What you should do — Please print the full listing exactly.

################

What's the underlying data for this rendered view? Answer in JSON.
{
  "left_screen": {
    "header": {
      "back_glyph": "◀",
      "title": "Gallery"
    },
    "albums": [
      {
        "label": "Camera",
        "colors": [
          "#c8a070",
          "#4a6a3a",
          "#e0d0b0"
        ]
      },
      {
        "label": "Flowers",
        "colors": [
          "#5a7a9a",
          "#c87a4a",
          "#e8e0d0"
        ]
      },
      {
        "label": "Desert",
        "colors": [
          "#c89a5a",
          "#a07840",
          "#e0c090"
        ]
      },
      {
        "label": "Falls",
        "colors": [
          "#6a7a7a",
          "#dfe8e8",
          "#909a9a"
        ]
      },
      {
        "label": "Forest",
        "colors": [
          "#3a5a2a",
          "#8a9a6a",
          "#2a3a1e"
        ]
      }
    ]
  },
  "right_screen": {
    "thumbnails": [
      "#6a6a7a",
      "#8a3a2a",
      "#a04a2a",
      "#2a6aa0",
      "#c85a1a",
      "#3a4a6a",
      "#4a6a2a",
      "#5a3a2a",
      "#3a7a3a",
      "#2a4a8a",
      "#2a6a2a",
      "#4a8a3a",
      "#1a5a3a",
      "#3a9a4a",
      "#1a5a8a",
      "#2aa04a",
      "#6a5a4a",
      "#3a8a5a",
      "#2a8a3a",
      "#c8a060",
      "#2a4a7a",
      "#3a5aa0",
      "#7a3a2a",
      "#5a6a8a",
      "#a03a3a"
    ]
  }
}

################

Response to this exercise —
What's the underlying data for this rendered view? Answer in JSON.
{
  "left_screen": {
    "header": {
      "back_glyph": "◀",
      "title": "Gallery"
    },
    "albums": [
      {
        "label": "Camera",
        "colors": [
          "#c8a070",
          "#4a6a3a",
          "#e0d0b0"
        ]
      },
      {
        "label": "Flowers",
        "colors": [
          "#5a7a9a",
          "#c87a4a",
          "#e8e0d0"
        ]
      },
      {
        "label": "Desert",
        "colors": [
          "#c89a5a",
          "#a07840",
          "#e0c090"
        ]
      },
      {
        "label": "Falls",
        "colors": [
          "#6a7a7a",
          "#dfe8e8",
          "#909a9a"
        ]
      },
      {
        "label": "Forest",
        "colors": [
          "#3a5a2a",
          "#8a9a6a",
          "#2a3a1e"
        ]
      }
    ]
  },
  "right_screen": {
    "thumbnails": [
      "#6a6a7a",
      "#8a3a2a",
      "#a04a2a",
      "#2a6aa0",
      "#c85a1a",
      "#3a4a6a",
      "#4a6a2a",
      "#5a3a2a",
      "#3a7a3a",
      "#2a4a8a",
      "#2a6a2a",
      "#4a8a3a",
      "#1a5a3a",
      "#3a9a4a",
      "#1a5a8a",
      "#2aa04a",
      "#6a5a4a",
      "#3a8a5a",
      "#2a8a3a",
      "#c8a060",
      "#2a4a7a",
      "#3a5aa0",
      "#7a3a2a",
      "#5a6a8a",
      "#a03a3a"
    ]
  }
}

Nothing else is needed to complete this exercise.